- What to do
A line counts if it contains the string "schema"; say how many such lines there are, giving only the number.

━━━━━ Provided information

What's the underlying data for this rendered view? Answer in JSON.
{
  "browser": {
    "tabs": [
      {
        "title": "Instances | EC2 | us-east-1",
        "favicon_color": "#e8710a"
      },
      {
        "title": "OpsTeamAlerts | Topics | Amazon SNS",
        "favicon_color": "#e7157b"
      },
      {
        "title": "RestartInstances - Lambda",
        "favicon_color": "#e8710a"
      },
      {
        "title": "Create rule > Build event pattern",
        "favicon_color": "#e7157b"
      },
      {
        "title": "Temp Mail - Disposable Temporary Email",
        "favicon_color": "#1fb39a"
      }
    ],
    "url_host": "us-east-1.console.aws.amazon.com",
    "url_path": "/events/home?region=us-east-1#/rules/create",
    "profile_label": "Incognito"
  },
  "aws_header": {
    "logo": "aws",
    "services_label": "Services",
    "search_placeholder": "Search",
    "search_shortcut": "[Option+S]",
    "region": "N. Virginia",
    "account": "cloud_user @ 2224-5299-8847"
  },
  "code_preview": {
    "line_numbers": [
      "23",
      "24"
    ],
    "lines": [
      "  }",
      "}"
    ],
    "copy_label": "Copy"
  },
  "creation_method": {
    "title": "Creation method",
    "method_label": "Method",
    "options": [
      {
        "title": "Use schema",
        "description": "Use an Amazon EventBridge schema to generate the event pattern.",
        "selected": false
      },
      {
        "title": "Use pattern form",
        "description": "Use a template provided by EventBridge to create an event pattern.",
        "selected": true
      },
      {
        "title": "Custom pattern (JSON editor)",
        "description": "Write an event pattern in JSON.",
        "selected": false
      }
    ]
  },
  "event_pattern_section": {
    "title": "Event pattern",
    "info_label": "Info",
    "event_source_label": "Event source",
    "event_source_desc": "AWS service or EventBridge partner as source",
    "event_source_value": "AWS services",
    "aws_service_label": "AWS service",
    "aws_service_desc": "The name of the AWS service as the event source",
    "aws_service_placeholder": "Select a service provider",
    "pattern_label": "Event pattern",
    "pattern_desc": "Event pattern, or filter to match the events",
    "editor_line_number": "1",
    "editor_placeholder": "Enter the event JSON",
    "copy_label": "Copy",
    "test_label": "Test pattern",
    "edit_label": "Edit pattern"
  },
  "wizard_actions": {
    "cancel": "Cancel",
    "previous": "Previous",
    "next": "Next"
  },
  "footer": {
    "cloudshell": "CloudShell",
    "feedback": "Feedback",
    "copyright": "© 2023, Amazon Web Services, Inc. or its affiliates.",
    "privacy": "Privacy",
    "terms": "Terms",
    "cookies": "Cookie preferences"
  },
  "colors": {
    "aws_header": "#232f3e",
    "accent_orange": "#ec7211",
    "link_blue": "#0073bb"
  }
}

━━━━━━━━━━

- Correct result
2